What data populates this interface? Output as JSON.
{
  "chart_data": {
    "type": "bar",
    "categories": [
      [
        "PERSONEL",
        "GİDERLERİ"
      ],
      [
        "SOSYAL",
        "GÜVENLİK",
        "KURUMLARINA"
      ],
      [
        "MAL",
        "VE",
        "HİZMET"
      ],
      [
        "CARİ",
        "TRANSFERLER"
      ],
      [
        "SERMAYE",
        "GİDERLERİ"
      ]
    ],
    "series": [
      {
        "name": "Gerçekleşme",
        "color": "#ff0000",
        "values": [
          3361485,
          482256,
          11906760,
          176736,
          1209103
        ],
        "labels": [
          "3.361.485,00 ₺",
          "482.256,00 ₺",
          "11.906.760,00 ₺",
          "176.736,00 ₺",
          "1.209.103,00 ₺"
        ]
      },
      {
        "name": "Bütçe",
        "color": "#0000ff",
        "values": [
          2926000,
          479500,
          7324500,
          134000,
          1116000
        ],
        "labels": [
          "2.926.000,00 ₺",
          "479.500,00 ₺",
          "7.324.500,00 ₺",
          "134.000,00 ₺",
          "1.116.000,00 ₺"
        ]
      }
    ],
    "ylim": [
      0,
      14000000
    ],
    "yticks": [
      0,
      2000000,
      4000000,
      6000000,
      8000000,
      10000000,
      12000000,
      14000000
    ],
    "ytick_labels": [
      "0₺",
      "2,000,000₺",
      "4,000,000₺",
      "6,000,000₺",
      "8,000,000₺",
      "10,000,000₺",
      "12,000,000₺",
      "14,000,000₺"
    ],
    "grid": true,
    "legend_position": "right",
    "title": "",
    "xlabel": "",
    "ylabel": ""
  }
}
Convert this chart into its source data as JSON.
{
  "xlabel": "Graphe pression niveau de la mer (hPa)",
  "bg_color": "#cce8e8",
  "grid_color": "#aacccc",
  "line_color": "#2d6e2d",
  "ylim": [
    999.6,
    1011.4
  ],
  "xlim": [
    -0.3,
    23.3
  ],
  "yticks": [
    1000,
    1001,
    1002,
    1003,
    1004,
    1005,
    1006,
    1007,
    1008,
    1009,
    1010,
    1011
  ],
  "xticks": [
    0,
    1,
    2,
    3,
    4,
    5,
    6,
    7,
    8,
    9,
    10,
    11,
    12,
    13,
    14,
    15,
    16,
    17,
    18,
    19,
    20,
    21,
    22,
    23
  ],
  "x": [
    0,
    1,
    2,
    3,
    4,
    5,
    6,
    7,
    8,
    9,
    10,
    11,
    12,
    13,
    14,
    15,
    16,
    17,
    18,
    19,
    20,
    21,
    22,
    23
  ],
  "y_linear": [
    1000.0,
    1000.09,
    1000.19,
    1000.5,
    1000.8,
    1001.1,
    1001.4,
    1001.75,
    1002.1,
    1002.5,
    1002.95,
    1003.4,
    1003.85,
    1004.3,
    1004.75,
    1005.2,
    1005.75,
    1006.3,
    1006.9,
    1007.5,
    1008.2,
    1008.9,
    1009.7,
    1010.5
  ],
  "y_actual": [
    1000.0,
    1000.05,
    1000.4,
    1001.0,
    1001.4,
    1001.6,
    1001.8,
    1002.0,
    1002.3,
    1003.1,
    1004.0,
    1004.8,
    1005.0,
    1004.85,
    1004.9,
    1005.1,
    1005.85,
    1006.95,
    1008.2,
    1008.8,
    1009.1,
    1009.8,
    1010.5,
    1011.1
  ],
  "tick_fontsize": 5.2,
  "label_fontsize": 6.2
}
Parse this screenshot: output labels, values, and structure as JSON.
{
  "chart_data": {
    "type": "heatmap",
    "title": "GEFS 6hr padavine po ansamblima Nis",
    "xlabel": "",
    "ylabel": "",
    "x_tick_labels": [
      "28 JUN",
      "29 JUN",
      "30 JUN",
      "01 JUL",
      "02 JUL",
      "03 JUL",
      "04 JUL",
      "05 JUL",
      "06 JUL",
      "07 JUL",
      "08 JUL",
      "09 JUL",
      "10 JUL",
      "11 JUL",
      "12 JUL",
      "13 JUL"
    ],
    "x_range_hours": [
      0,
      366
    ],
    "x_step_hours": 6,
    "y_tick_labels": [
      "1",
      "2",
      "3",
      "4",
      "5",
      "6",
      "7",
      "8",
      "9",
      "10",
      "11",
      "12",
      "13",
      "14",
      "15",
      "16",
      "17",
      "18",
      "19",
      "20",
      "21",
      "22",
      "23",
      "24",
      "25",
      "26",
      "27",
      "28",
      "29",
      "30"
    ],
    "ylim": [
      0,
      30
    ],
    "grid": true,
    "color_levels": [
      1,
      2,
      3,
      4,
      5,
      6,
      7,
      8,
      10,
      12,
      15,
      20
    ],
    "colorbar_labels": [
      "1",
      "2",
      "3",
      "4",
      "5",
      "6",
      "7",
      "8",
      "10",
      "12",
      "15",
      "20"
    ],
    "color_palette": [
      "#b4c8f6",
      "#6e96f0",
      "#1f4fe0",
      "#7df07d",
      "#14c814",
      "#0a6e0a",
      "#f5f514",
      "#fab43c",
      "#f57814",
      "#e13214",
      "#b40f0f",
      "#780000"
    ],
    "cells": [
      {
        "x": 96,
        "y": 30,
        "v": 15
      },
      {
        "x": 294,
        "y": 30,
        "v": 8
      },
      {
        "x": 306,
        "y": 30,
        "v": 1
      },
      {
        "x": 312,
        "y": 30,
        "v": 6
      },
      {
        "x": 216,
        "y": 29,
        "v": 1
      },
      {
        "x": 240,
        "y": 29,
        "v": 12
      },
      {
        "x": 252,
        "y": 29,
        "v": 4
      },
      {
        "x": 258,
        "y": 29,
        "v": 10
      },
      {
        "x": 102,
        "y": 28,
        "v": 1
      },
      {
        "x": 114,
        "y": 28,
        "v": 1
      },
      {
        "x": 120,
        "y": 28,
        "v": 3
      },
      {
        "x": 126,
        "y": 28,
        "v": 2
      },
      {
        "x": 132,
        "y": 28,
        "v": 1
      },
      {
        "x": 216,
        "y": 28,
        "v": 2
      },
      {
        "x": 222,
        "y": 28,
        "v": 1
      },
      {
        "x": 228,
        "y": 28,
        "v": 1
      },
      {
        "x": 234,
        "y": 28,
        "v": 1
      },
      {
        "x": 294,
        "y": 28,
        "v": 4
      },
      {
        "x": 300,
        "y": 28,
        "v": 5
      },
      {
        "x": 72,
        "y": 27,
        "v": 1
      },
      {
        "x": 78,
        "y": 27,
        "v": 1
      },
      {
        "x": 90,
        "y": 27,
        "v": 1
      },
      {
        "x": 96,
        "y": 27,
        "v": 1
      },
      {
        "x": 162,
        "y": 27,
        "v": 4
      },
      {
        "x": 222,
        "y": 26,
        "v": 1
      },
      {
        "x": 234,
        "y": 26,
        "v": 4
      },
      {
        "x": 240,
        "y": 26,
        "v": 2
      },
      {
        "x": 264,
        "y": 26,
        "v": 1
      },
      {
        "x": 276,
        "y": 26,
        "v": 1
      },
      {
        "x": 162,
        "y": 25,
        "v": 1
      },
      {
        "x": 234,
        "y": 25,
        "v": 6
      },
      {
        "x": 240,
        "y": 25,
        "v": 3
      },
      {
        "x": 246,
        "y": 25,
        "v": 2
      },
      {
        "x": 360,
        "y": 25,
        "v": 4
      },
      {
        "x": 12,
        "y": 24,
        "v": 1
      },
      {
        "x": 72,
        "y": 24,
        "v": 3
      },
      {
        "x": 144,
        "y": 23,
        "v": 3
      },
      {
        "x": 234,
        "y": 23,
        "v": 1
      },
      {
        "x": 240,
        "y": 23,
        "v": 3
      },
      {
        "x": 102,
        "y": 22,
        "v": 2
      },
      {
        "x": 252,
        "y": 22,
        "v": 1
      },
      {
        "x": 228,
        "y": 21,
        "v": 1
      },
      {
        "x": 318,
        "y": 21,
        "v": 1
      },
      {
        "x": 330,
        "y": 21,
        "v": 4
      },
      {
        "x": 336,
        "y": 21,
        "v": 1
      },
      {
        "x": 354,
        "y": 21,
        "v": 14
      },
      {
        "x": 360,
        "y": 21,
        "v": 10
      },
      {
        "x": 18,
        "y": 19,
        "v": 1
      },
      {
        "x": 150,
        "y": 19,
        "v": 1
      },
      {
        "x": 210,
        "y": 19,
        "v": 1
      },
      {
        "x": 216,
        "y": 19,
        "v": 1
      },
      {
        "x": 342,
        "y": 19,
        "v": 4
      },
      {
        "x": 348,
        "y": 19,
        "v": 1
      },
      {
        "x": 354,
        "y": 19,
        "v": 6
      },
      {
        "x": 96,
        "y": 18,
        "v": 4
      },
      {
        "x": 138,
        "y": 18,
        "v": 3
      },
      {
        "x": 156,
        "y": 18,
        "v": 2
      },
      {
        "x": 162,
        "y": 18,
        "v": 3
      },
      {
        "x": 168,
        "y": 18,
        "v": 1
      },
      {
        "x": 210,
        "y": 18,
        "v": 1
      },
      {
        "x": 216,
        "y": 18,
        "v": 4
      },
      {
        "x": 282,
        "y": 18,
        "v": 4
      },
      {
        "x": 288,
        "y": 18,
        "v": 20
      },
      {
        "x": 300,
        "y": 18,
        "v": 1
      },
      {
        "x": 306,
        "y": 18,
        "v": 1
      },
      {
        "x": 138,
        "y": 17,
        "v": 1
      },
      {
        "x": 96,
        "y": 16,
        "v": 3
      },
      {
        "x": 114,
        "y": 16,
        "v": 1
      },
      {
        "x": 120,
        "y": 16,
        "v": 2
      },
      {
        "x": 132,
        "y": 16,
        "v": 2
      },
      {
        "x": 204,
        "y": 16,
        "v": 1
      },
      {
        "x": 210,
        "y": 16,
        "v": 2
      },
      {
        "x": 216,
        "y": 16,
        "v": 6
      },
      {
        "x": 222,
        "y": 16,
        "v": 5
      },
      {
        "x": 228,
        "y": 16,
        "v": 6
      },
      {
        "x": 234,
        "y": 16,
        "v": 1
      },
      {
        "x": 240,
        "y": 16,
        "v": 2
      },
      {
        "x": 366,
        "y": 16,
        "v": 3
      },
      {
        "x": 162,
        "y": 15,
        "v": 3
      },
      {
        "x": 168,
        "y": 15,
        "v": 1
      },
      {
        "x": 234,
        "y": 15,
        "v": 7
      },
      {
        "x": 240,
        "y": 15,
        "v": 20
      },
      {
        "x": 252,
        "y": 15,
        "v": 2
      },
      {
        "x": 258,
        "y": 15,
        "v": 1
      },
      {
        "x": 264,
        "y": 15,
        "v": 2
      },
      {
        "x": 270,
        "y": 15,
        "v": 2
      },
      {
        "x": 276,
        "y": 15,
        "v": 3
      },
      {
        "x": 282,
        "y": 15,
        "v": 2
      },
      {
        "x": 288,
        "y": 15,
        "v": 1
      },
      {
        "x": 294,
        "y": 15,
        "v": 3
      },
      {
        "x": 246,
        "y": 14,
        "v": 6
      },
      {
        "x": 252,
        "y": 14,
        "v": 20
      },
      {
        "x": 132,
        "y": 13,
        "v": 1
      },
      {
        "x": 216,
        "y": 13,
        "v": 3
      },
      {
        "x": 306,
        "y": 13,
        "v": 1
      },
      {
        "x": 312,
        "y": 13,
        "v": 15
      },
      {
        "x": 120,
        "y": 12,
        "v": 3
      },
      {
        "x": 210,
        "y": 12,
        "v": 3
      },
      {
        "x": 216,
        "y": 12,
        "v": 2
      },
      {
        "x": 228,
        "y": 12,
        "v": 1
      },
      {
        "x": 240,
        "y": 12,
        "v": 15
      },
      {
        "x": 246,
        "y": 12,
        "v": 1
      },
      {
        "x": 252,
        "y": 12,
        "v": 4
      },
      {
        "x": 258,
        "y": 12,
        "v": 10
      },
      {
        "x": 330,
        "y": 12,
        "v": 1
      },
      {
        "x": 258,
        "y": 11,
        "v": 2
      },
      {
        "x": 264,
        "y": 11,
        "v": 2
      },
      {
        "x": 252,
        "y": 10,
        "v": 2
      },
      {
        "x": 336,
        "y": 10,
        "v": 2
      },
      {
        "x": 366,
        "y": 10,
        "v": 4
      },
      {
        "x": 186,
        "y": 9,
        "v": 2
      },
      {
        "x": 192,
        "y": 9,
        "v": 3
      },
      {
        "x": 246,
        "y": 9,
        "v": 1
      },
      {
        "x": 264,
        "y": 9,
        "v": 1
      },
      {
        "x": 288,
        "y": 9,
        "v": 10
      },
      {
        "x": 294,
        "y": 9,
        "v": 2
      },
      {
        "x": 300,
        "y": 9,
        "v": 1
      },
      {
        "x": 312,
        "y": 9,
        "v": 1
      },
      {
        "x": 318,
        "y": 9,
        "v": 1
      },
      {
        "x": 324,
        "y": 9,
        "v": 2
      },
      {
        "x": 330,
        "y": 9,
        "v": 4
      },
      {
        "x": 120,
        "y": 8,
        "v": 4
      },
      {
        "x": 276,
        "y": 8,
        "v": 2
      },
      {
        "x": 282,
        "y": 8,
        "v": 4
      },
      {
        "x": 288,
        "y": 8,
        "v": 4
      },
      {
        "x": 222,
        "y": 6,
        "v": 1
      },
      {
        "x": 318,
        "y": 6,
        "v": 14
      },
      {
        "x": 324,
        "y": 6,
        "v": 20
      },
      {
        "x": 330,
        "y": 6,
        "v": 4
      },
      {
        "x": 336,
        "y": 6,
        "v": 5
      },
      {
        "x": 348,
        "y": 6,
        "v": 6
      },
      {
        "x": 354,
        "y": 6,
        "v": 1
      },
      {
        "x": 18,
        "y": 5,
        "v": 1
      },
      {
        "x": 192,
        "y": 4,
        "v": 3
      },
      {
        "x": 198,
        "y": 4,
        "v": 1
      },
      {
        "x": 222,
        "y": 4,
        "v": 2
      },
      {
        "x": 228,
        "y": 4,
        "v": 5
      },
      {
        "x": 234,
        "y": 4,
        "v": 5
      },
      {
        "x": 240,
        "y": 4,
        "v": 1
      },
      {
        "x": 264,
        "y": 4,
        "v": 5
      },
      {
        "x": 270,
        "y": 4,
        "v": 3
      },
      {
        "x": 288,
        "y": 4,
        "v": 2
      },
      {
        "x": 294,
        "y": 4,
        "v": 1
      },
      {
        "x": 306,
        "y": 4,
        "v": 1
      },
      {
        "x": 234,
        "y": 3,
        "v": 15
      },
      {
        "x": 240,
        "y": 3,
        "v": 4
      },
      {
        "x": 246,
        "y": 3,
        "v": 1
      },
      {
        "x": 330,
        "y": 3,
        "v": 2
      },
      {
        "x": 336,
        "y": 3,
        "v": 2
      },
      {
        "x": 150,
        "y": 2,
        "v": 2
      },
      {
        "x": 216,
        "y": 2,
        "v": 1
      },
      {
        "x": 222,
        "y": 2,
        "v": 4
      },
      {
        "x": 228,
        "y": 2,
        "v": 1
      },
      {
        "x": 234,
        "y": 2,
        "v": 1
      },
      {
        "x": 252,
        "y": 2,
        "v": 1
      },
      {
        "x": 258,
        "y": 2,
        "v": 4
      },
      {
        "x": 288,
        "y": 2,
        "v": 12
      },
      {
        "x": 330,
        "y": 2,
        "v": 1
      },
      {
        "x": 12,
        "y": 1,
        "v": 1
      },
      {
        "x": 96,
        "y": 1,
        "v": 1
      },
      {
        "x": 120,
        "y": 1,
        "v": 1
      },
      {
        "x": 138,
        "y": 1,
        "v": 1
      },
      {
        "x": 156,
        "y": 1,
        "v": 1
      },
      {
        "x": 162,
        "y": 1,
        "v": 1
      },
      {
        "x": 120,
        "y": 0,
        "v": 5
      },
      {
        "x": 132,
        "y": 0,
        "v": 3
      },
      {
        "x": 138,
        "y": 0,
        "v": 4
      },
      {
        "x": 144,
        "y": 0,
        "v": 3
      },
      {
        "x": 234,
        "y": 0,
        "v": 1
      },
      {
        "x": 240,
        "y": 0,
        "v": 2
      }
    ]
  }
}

DESCRIPTION OF THE TASK: Count the lines of the listing above that include the word "JSON" and state the total with nothing else.

RESULT OF THE TASK: 3